++++ Supplied information ++++

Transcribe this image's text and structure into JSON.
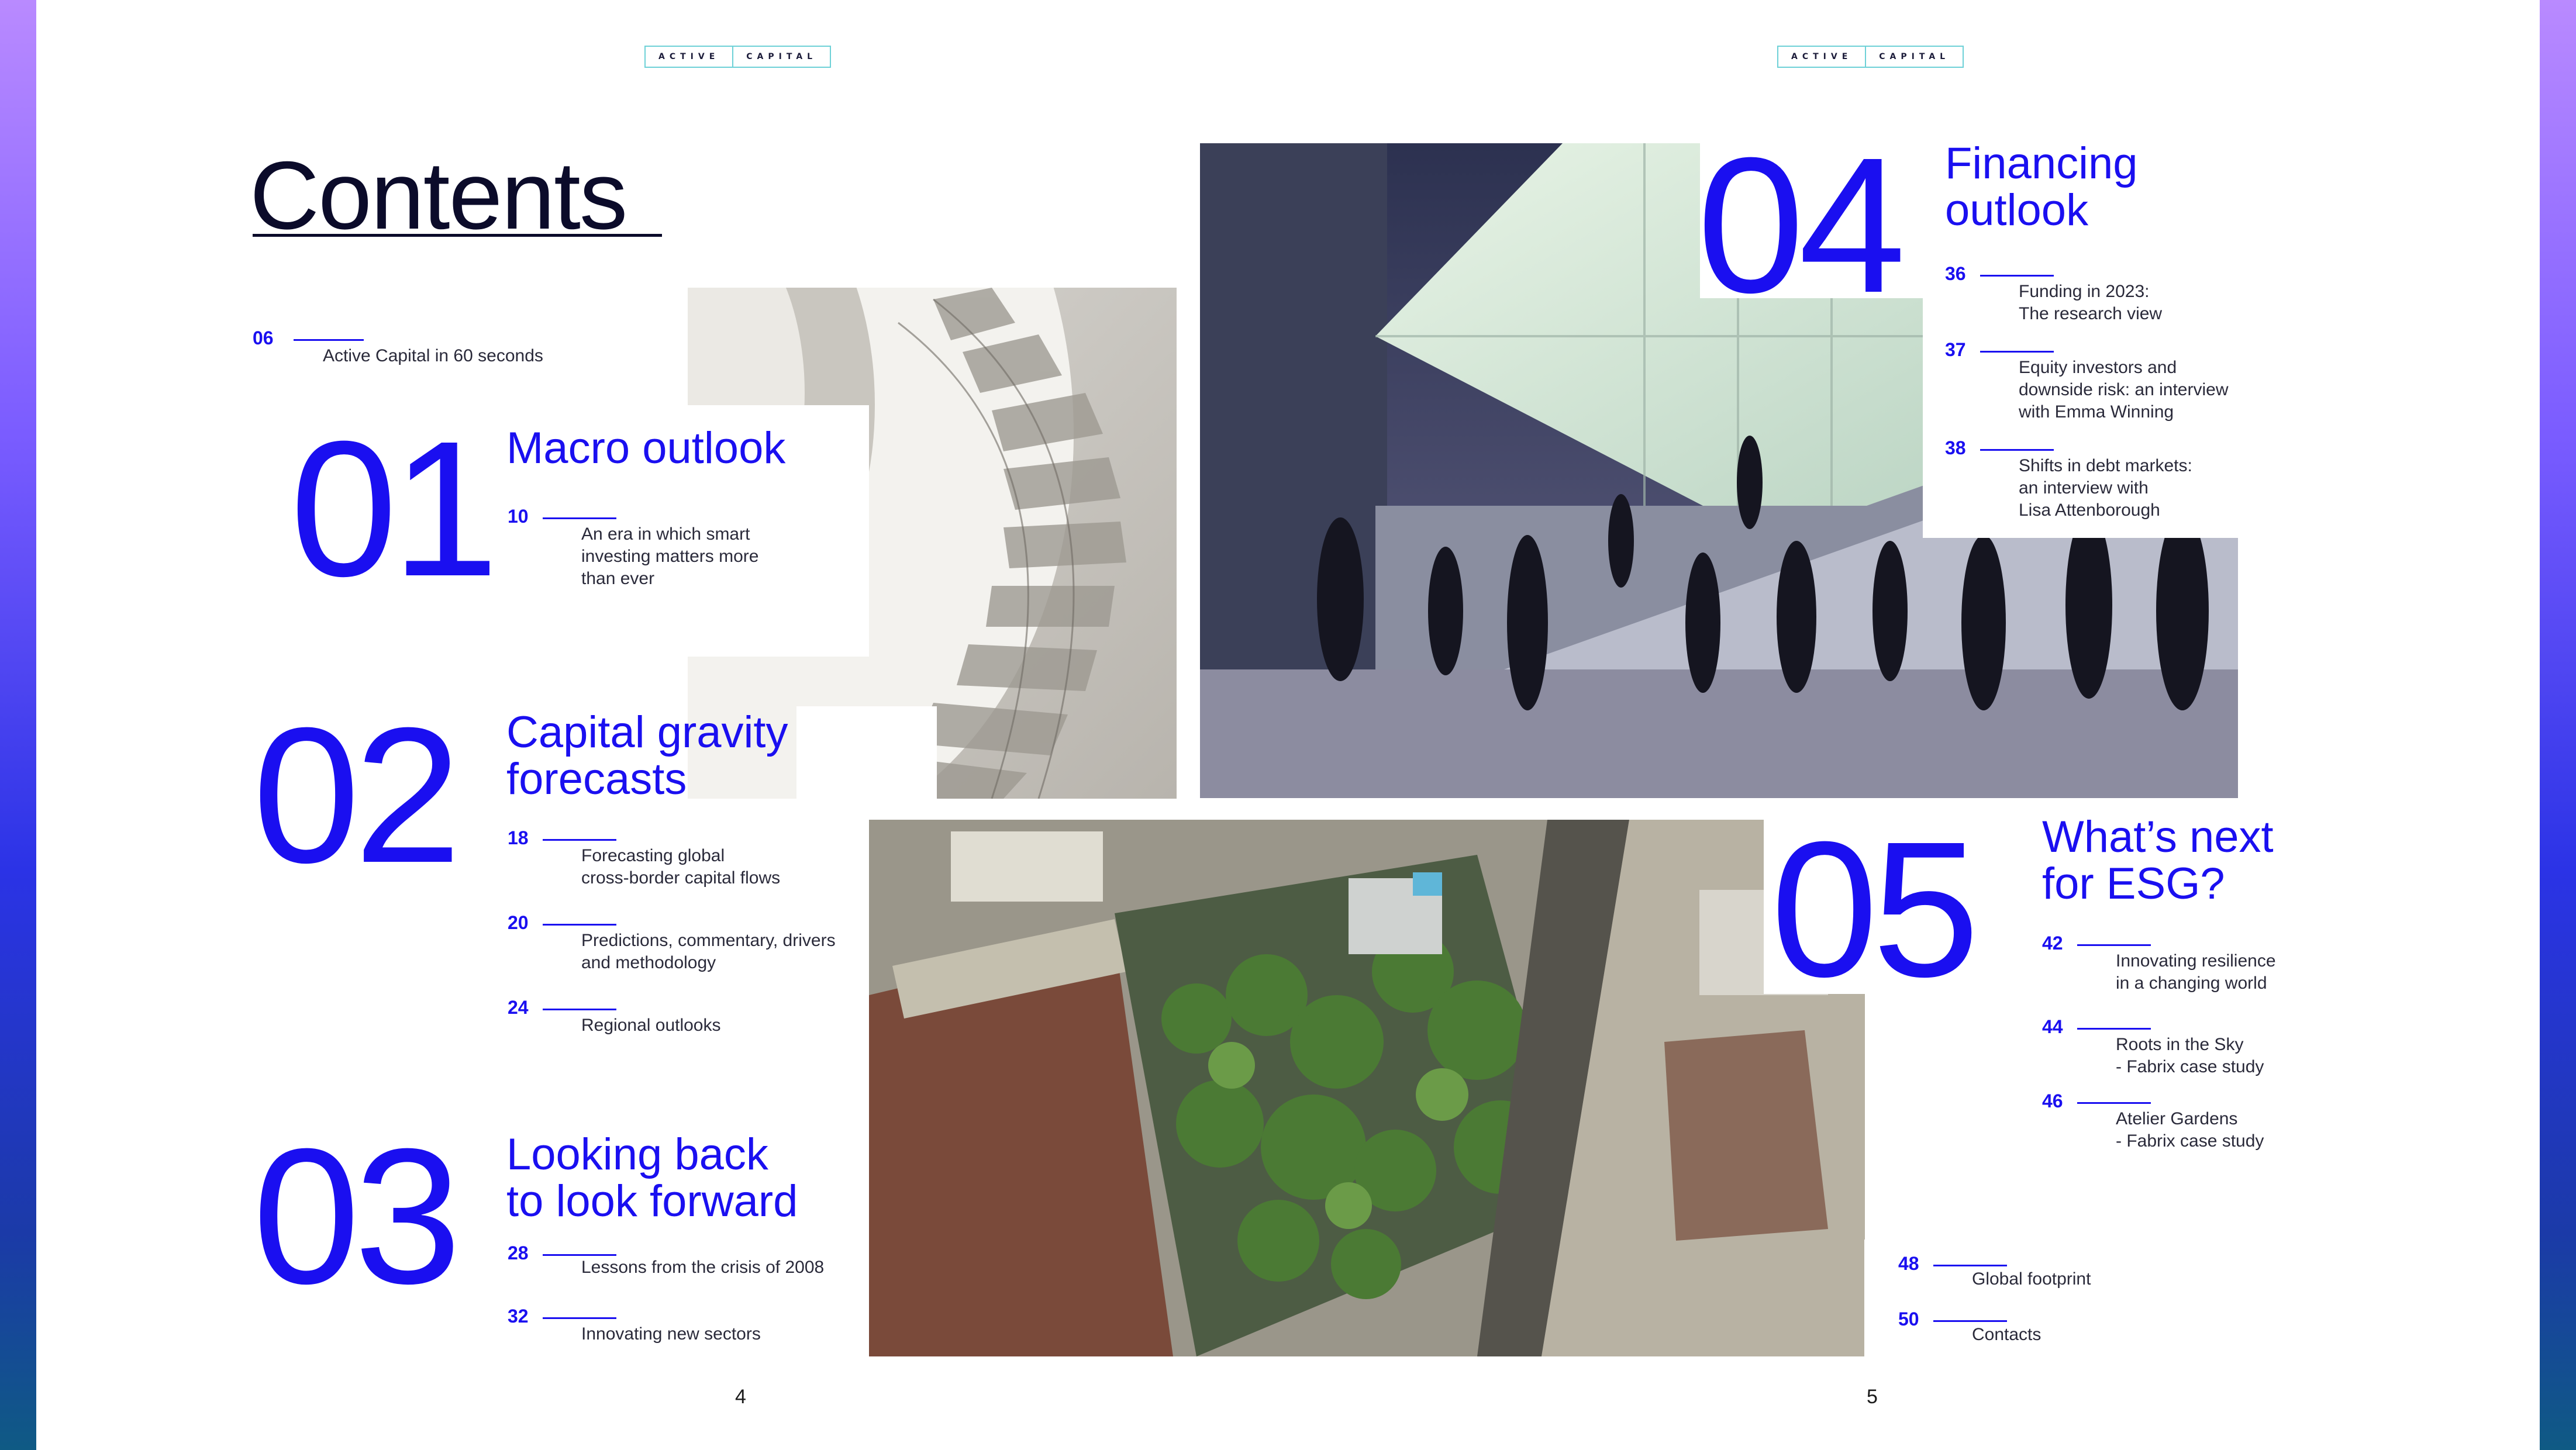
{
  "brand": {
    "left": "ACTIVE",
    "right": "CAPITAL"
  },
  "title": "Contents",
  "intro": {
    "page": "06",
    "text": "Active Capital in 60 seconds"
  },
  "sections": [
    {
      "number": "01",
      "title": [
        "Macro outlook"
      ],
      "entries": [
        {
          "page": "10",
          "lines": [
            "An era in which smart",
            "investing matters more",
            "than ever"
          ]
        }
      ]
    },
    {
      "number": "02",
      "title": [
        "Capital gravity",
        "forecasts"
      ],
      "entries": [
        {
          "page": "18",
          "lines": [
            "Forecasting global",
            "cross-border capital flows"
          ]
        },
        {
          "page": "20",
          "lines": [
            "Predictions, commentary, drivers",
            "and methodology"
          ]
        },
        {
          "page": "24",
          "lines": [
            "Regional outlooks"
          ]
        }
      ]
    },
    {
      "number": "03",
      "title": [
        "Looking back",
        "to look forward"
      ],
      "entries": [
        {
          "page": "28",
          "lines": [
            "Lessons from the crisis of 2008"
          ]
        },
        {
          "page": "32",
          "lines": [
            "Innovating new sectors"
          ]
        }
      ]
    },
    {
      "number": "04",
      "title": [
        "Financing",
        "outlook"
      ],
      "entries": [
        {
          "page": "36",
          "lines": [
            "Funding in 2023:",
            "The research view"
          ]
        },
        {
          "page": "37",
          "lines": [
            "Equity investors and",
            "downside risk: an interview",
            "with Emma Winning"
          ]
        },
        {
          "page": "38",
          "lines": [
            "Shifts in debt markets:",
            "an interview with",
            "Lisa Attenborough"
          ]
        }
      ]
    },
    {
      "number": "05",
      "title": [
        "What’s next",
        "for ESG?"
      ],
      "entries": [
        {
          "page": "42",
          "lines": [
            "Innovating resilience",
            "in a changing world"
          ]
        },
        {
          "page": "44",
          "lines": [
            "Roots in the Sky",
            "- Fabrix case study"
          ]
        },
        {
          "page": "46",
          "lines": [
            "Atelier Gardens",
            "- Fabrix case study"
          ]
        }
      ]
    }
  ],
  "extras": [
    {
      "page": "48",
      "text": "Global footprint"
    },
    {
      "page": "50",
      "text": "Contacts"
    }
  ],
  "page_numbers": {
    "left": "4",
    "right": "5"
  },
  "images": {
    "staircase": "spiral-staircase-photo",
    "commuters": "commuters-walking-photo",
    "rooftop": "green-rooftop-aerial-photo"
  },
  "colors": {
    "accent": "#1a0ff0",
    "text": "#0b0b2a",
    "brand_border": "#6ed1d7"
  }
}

++++

Task to complete |
Output the data above without changes, apart from leaving out the pictures.

Right answer |
Transcribe this image's text and structure into JSON.
{
  "brand": {
    "left": "ACTIVE",
    "right": "CAPITAL"
  },
  "title": "Contents",
  "intro": {
    "page": "06",
    "text": "Active Capital in 60 seconds"
  },
  "sections": [
    {
      "number": "01",
      "title": [
        "Macro outlook"
      ],
      "entries": [
        {
          "page": "10",
          "lines": [
            "An era in which smart",
            "investing matters more",
            "than ever"
          ]
        }
      ]
    },
    {
      "number": "02",
      "title": [
        "Capital gravity",
        "forecasts"
      ],
      "entries": [
        {
          "page": "18",
          "lines": [
            "Forecasting global",
            "cross-border capital flows"
          ]
        },
        {
          "page": "20",
          "lines": [
            "Predictions, commentary, drivers",
            "and methodology"
          ]
        },
        {
          "page": "24",
          "lines": [
            "Regional outlooks"
          ]
        }
      ]
    },
    {
      "number": "03",
      "title": [
        "Looking back",
        "to look forward"
      ],
      "entries": [
        {
          "page": "28",
          "lines": [
            "Lessons from the crisis of 2008"
          ]
        },
        {
          "page": "32",
          "lines": [
            "Innovating new sectors"
          ]
        }
      ]
    },
    {
      "number": "04",
      "title": [
        "Financing",
        "outlook"
      ],
      "entries": [
        {
          "page": "36",
          "lines": [
            "Funding in 2023:",
            "The research view"
          ]
        },
        {
          "page": "37",
          "lines": [
            "Equity investors and",
            "downside risk: an interview",
            "with Emma Winning"
          ]
        },
        {
          "page": "38",
          "lines": [
            "Shifts in debt markets:",
            "an interview with",
            "Lisa Attenborough"
          ]
        }
      ]
    },
    {
      "number": "05",
      "title": [
        "What’s next",
        "for ESG?"
      ],
      "entries": [
        {
          "page": "42",
          "lines": [
            "Innovating resilience",
            "in a changing world"
          ]
        },
        {
          "page": "44",
          "lines": [
            "Roots in the Sky",
            "- Fabrix case study"
          ]
        },
        {
          "page": "46",
          "lines": [
            "Atelier Gardens",
            "- Fabrix case study"
          ]
        }
      ]
    }
  ],
  "extras": [
    {
      "page": "48",
      "text": "Global footprint"
    },
    {
      "page": "50",
      "text": "Contacts"
    }
  ],
  "page_numbers": {
    "left": "4",
    "right": "5"
  },
  "images": {
    "staircase": "spiral-staircase-photo",
    "commuters": "commuters-walking-photo",
    "rooftop": "green-rooftop-aerial-photo"
  },
  "colors": {
    "accent": "#1a0ff0",
    "text": "#0b0b2a",
    "brand_border": "#6ed1d7"
  }
}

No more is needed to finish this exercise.